To facilitate a detailed systems evaluation sensitive to the multi-faceted nature of cancer research delivery a multimodal study was developed. The design reflects the Singerian-Churchmanian model of inquiring systems (SCIS) valuing ethics and community knowledge in complexity evaluation and decision-making.¹⁸ The adopted design combining the Delphi technique with a Singerian approach followed an initial scoping review covering subject, policy and methodological literature. The review identified key challenges for the profession directing the overall research and initial survey design. A democratic approach was needed recognising multiple perspectives combined with individual knowledge and experience, to form a comprehensive understanding of the complexities of the systems and networks in which they operate through a dialectical group consensus process, a Singerian Delphi. SCIS provide a framework and meta-method approach to generating actionable knowledge, capable of addressing wicked, complex problems and ‘sensemaking in complex, multifaceted, subjective’¹⁹ contexts.

Delphi technique

The Delphi technique is widely used in healthcare to gain insight from front-line experts knowledgeable within specific fields.²⁰ It provides practical applications in consensus development, prioritisation, forecasting, policy development and investigation of multi-faceted issues.^20–22 We adopted the method to elicit expert opinion in developing a comprehensive rubric of research delivery variables and in the analysis of complex problems within a group.²³ Healthcare and research delivery operate within complex adaptive systems with diverse and multifarious units, processes and interactions. Analysis of complexity concepts provides an explanatory, sensemaking device to interpret ‘phenomena in diverse applications’²⁴ which are dynamic, emergent and entwined. The professionals recruited to the panel performed an ethical role, as their observations and engagement in identifying trial-rating attributes contribute to designing an evaluation tool for operational decision-making and strategic planning. The design of technical applications or models for strategic evaluation or decision support and inclusion criteria for measurement or quantitative judgements should be based on input from ‘experts’ in the field (patients and professionals), the users and benefactors of ‘human-centred automation'.^{13 17 23}For this reason, the research commences with a Delphi designed from a Singerian inquiring system perspective, drawing ethics and heuristics into the development of an information system and model.²⁵ This Singerian-oriented Delphi aimed to incorporate diverse knowledge, experience and ideologies of multiple stakeholders, disciplines and personality types²⁶ to form a prismatic view of cancer research delivery sensitive to its evolving, multi-faceted and complex nature.²⁷

Sampling procedure

A purposive selection process recruited NHS secondary care (hospital) sites from a wide geographic base in the UK. This supported formation of an ‘expert’ panel of professionals, knowledgeable in delivering research at teaching, acute or district general hospitals providing services to rural and metropolitan patient populations. Site characteristic diversity, based on scale and nature of operations and patient populations, aimed for a heterogeneous sample minimising bias and facilitating expression of ranging perspectives. To achieve a target sample (n=20) researchers planned to recruit between 22 and 30 participants. While this is a relatively small sample size the importance in the selection of a Delphi sample is the knowledge and expertise of participants in relation to the research. The interdisciplinary nature of research and delivery roles required a range of professionals to form an expert panel. A smaller sample size is effective when panellists are similarly knowledgeable and expert in the field of study.²⁸

Recruitment procedure

Principal investigators at sites approached potential participants based on their knowledge and experience within cancer research delivery. Pre-defined eligibility criteria stipulated professionals should have 18 months experience in secondary care setting within a research delivery or support role, currently or within the past 18 months.
------------------------------------------------------------
- _Task directions_
Copy the passage on the cancer research delivery study from "Principal investigators at" up to and including "past 18 months.", switching "Principal investigators" to "Site leads".

- _Information given_
------------------------------------------------------------
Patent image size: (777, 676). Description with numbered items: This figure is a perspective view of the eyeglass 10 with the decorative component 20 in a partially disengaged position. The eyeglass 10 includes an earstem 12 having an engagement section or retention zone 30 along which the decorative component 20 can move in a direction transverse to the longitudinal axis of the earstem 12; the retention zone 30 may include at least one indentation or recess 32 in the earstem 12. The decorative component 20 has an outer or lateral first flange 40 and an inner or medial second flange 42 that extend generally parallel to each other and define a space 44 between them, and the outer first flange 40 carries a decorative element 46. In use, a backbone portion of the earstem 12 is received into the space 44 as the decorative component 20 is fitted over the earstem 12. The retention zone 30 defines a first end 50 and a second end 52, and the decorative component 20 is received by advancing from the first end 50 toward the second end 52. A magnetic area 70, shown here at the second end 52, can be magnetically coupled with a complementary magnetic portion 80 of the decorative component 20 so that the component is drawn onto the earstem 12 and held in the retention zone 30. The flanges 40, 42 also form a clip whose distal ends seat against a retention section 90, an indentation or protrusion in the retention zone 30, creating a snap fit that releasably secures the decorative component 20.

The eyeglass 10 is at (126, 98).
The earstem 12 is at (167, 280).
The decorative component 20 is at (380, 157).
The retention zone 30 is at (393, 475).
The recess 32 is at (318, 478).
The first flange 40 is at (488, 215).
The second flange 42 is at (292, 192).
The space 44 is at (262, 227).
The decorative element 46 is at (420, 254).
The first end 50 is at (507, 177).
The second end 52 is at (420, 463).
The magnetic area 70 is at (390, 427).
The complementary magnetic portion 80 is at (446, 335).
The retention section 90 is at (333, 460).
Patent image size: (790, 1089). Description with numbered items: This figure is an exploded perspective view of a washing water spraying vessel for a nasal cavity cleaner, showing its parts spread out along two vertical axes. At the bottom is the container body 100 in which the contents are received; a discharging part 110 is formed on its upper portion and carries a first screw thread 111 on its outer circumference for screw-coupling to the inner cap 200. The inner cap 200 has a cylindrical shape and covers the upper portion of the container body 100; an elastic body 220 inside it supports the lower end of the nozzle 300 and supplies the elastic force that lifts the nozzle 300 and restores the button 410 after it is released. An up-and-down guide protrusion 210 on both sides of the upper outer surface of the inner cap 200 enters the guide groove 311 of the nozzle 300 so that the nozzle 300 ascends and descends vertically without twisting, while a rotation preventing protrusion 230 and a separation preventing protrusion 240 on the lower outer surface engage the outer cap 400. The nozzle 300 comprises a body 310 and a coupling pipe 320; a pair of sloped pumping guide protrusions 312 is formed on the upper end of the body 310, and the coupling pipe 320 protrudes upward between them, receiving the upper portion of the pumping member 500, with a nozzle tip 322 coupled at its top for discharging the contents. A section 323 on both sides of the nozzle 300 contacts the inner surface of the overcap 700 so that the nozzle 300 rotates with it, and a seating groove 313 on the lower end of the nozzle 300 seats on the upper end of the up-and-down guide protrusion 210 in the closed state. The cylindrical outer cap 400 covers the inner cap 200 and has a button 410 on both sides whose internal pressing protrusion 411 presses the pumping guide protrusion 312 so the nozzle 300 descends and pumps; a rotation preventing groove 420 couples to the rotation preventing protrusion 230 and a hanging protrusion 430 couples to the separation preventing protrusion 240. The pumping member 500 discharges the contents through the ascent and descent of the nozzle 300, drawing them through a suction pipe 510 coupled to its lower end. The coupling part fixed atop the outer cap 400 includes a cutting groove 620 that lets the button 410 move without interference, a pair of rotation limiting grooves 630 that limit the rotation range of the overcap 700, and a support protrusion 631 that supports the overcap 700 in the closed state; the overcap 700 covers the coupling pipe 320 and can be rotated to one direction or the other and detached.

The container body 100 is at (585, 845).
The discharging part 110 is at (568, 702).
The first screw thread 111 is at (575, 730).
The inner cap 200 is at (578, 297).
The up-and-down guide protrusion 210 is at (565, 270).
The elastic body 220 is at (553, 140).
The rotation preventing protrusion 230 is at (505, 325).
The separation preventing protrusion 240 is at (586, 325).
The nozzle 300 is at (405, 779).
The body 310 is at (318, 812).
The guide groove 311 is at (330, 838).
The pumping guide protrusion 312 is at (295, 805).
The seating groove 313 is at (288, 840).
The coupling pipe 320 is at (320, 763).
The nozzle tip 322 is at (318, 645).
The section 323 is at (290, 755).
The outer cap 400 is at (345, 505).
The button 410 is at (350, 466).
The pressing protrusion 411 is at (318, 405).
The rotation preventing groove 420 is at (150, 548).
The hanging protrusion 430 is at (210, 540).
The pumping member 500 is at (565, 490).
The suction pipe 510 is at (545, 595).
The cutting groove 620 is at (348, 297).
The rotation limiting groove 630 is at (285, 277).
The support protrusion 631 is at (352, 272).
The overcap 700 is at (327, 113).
------------------------------------------------------------
- _Task answer_
Site leads at sites approached potential participants based on their knowledge and experience within cancer research delivery. Pre-defined eligibility criteria stipulated professionals should have 18 months experience in secondary care setting within a research delivery or support role, currently or within the past 18 months.